ASSIGNMENT:
Everything in the listing below should be repeated exactly.

DATA FOR THE TASK:
= = = = = = =

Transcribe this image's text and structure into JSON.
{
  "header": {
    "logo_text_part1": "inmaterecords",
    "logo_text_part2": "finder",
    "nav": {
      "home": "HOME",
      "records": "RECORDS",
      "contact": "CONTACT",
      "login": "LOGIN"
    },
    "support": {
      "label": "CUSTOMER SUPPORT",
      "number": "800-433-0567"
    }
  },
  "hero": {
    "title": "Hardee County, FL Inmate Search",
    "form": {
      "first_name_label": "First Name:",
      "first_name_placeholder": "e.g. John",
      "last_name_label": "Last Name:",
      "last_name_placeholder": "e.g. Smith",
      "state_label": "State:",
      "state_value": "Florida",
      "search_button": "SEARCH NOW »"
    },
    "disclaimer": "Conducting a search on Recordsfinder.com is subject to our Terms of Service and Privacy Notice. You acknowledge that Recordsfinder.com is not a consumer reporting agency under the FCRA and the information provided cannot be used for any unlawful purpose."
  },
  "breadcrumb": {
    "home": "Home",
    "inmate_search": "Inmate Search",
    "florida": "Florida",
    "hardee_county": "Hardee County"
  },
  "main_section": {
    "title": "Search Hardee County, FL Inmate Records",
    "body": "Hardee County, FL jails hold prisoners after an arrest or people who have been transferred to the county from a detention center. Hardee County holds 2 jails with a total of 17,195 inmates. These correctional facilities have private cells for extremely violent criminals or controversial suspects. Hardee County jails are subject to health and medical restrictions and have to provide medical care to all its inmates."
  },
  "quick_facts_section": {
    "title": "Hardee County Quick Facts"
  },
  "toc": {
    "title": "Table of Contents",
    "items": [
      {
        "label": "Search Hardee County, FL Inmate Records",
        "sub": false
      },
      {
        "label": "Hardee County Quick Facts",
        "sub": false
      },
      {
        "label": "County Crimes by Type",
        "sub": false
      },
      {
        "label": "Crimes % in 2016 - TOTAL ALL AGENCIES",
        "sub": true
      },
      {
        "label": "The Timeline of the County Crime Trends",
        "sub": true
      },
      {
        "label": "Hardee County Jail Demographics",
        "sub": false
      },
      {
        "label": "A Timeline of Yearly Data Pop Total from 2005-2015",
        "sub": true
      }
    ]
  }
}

= = = = = = =

SOLUTION FOR THIS TASK:
Transcribe this image's text and structure into JSON.
{
  "header": {
    "logo_text_part1": "inmaterecords",
    "logo_text_part2": "finder",
    "nav": {
      "home": "HOME",
      "records": "RECORDS",
      "contact": "CONTACT",
      "login": "LOGIN"
    },
    "support": {
      "label": "CUSTOMER SUPPORT",
      "number": "800-433-0567"
    }
  },
  "hero": {
    "title": "Hardee County, FL Inmate Search",
    "form": {
      "first_name_label": "First Name:",
      "first_name_placeholder": "e.g. John",
      "last_name_label": "Last Name:",
      "last_name_placeholder": "e.g. Smith",
      "state_label": "State:",
      "state_value": "Florida",
      "search_button": "SEARCH NOW »"
    },
    "disclaimer": "Conducting a search on Recordsfinder.com is subject to our Terms of Service and Privacy Notice. You acknowledge that Recordsfinder.com is not a consumer reporting agency under the FCRA and the information provided cannot be used for any unlawful purpose."
  },
  "breadcrumb": {
    "home": "Home",
    "inmate_search": "Inmate Search",
    "florida": "Florida",
    "hardee_county": "Hardee County"
  },
  "main_section": {
    "title": "Search Hardee County, FL Inmate Records",
    "body": "Hardee County, FL jails hold prisoners after an arrest or people who have been transferred to the county from a detention center. Hardee County holds 2 jails with a total of 17,195 inmates. These correctional facilities have private cells for extremely violent criminals or controversial suspects. Hardee County jails are subject to health and medical restrictions and have to provide medical care to all its inmates."
  },
  "quick_facts_section": {
    "title": "Hardee County Quick Facts"
  },
  "toc": {
    "title": "Table of Contents",
    "items": [
      {
        "label": "Search Hardee County, FL Inmate Records",
        "sub": false
      },
      {
        "label": "Hardee County Quick Facts",
        "sub": false
      },
      {
        "label": "County Crimes by Type",
        "sub": false
      },
      {
        "label": "Crimes % in 2016 - TOTAL ALL AGENCIES",
        "sub": true
      },
      {
        "label": "The Timeline of the County Crime Trends",
        "sub": true
      },
      {
        "label": "Hardee County Jail Demographics",
        "sub": false
      },
      {
        "label": "A Timeline of Yearly Data Pop Total from 2005-2015",
        "sub": true
      }
    ]
  }
}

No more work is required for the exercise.